> _WRITTEN TASK_
Copy each line of the records that holds the string "data".

[BEGIN LISTED ENTRIES]

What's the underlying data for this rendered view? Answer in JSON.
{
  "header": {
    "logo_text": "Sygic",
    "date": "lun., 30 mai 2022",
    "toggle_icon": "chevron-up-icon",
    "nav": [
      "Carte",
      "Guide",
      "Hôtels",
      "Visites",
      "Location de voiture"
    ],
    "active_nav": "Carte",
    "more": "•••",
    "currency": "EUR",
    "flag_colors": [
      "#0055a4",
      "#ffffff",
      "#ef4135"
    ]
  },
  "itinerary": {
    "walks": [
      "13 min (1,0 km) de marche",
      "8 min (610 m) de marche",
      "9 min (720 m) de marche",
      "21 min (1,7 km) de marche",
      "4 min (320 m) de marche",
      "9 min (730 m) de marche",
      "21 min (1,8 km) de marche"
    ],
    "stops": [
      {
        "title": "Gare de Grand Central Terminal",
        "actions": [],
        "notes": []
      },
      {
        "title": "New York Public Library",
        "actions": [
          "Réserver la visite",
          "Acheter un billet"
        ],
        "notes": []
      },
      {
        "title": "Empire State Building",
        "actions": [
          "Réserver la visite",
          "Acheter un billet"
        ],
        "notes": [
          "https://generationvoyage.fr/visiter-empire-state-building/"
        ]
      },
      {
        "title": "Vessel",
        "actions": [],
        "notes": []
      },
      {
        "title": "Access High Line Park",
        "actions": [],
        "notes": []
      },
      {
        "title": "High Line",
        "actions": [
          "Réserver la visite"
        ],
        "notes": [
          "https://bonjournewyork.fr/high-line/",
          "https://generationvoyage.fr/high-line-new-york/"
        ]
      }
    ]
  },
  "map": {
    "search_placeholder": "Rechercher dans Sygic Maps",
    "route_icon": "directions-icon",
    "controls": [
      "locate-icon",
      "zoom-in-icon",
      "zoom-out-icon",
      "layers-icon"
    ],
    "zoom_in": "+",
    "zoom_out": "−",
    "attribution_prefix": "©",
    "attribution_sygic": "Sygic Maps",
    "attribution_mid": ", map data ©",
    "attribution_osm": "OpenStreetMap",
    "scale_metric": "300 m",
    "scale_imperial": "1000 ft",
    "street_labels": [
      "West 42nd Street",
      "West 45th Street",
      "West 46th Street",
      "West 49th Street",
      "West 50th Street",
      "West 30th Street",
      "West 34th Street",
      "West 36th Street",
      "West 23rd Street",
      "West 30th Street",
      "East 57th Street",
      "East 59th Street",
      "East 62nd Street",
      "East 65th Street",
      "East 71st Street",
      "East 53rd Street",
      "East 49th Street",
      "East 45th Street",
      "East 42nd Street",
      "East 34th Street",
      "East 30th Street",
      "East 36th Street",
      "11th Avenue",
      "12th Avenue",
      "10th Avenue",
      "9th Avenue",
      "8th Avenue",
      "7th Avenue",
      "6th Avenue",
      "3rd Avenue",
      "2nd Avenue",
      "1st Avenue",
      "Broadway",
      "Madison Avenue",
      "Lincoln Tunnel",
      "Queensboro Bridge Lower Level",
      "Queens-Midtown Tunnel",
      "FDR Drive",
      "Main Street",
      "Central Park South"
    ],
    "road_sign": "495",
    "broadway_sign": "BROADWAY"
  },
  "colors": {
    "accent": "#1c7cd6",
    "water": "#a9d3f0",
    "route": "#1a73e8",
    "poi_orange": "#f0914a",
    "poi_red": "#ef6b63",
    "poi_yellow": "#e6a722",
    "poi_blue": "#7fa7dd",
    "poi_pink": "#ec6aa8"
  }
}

[END LISTED ENTRIES]

> _CORRECT ANSWER_
What's the underlying data for this rendered view? Answer in JSON.
    "attribution_mid": ", map data ©",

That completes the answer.